SUPPLIED RECORDS:

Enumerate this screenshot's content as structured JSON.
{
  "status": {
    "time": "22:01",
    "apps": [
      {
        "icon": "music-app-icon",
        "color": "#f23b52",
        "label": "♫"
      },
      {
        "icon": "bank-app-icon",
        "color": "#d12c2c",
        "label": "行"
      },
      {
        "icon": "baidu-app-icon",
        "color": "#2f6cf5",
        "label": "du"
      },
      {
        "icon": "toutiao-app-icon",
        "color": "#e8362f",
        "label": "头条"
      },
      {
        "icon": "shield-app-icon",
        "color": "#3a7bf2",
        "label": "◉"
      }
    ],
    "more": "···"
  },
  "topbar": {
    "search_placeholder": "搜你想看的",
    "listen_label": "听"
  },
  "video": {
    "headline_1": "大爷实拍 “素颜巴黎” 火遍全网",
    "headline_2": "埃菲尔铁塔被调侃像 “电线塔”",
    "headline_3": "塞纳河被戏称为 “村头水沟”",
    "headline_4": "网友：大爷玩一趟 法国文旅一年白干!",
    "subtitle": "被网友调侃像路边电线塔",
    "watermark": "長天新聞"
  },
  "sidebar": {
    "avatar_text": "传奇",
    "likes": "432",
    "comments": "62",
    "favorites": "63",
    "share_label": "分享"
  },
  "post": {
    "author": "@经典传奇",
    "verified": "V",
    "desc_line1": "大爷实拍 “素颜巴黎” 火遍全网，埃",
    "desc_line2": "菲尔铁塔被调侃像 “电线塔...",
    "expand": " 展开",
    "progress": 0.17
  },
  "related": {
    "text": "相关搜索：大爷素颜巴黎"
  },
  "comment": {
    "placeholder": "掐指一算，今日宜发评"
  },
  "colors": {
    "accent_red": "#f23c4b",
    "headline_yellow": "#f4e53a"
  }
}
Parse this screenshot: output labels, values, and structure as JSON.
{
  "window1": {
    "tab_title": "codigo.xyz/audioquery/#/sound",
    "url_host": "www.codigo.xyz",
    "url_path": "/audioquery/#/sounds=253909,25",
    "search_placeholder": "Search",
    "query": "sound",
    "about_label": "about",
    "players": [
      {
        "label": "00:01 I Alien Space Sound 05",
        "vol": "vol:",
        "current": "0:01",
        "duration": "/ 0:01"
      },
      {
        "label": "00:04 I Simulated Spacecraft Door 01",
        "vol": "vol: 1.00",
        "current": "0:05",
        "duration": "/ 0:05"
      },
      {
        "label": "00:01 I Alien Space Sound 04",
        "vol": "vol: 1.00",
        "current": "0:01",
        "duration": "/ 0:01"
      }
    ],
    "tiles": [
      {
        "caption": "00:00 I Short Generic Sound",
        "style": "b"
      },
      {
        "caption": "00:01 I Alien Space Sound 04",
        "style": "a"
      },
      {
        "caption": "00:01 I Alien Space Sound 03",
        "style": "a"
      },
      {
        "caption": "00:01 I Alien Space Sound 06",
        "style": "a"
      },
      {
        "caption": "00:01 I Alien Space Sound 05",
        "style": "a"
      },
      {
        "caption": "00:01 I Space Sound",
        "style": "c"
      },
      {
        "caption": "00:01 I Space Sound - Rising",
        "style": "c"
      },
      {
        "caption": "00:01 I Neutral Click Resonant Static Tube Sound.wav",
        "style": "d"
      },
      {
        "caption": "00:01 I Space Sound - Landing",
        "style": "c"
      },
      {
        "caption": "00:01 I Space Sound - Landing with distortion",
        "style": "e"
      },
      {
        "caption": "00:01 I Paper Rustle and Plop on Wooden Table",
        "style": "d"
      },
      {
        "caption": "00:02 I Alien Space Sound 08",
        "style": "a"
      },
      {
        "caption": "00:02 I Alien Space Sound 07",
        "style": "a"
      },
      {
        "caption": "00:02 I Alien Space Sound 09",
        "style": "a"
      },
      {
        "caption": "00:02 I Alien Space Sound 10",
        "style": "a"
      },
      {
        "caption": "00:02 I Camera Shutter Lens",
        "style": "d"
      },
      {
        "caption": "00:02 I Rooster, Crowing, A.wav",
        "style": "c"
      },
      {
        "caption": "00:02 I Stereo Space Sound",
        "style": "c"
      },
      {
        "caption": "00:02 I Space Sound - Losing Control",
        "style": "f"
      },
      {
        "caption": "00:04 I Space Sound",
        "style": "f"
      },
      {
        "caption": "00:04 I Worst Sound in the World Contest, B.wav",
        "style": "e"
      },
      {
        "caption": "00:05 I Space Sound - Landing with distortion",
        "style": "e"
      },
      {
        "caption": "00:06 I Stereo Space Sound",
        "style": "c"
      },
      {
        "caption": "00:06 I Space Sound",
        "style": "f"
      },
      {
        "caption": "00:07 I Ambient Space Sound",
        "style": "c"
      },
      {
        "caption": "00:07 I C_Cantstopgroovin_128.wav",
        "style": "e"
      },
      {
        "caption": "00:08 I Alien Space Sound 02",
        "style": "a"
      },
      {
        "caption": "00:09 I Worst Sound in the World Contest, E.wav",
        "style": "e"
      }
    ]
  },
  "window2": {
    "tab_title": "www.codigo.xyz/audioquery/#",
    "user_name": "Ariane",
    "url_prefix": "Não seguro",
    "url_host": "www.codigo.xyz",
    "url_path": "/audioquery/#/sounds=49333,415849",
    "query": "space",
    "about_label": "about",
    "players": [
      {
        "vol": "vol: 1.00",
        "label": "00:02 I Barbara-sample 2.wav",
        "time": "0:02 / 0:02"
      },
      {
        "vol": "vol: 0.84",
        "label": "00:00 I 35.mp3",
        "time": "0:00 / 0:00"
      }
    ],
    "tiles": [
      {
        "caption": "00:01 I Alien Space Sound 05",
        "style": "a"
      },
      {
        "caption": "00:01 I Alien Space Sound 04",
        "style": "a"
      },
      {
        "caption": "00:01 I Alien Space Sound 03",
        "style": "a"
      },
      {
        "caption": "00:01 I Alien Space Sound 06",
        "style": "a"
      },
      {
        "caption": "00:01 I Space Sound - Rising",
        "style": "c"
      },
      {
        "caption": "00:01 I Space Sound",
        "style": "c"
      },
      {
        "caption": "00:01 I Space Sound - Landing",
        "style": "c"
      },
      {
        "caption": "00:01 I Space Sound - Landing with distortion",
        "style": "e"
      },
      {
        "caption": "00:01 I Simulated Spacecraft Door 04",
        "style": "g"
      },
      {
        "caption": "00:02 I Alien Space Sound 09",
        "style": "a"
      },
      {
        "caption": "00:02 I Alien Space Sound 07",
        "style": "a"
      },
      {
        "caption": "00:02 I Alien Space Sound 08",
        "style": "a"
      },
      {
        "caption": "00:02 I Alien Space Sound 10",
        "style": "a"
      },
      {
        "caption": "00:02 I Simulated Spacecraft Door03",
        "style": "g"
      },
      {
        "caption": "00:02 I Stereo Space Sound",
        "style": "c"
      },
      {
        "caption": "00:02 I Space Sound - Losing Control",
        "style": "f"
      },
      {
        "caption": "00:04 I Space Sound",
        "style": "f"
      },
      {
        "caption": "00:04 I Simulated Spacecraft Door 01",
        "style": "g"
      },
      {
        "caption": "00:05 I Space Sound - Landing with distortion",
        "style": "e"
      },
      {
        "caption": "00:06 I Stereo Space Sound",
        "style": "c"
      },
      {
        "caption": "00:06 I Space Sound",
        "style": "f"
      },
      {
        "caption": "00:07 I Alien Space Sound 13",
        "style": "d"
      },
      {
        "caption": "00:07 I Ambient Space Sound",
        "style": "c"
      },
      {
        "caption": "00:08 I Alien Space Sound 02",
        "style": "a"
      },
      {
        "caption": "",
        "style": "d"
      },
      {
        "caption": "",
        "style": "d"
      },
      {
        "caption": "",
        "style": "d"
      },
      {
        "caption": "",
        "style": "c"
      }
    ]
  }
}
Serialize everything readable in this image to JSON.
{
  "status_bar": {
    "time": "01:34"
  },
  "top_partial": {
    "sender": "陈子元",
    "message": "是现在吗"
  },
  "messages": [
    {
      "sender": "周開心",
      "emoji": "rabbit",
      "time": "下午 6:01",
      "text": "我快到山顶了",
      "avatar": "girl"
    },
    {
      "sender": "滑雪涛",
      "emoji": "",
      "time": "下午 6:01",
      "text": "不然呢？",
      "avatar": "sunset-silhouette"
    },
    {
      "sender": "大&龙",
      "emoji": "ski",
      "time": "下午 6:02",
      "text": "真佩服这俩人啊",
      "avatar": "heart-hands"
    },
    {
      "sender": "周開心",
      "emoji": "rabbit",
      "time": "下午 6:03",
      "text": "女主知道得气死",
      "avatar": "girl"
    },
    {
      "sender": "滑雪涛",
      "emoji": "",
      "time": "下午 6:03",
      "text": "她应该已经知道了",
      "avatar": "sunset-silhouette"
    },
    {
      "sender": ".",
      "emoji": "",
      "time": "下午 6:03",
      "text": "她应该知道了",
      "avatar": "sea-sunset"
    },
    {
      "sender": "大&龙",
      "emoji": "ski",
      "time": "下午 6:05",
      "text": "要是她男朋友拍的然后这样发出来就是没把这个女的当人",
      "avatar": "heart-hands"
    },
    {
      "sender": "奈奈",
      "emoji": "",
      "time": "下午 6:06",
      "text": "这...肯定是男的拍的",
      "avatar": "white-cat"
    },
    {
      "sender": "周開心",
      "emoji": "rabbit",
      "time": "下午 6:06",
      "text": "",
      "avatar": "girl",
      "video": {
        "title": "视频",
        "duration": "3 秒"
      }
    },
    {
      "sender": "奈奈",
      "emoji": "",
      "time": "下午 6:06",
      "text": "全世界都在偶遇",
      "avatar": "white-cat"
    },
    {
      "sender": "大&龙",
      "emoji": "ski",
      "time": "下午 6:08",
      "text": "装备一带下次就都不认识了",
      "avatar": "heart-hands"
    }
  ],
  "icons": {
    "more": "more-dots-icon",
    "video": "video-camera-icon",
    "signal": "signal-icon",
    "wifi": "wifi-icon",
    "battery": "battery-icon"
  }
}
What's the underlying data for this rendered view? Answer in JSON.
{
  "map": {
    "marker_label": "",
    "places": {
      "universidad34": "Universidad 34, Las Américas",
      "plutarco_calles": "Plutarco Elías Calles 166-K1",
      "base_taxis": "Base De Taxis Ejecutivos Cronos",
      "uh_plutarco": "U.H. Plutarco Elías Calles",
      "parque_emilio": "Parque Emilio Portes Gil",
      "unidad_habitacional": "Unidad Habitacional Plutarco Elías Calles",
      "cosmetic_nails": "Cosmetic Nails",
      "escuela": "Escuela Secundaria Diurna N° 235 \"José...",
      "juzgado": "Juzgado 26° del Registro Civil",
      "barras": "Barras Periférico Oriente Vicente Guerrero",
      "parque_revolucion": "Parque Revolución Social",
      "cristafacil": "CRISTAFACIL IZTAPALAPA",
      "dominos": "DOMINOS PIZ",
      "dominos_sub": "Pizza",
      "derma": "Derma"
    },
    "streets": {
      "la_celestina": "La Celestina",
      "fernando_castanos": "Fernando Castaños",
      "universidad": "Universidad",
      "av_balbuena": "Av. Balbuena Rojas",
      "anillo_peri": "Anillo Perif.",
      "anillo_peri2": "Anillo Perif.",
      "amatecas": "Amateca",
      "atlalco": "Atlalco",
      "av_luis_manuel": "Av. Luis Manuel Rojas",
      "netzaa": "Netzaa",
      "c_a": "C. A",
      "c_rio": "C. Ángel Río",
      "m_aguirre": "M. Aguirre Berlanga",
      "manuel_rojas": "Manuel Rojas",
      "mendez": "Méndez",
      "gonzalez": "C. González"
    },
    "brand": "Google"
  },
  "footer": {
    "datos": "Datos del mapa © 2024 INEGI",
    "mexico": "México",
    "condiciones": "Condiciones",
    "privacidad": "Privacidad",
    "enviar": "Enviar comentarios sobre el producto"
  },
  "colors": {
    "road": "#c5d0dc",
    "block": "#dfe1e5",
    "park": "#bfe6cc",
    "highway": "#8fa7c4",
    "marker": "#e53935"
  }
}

TASK BRIEF:
Isolate the lines that hold the word "sounds" and copy all of them.

RESPONSE BELOW:
    "url_path": "/audioquery/#/sounds=253909,25",
    "url_path": "/audioquery/#/sounds=49333,415849",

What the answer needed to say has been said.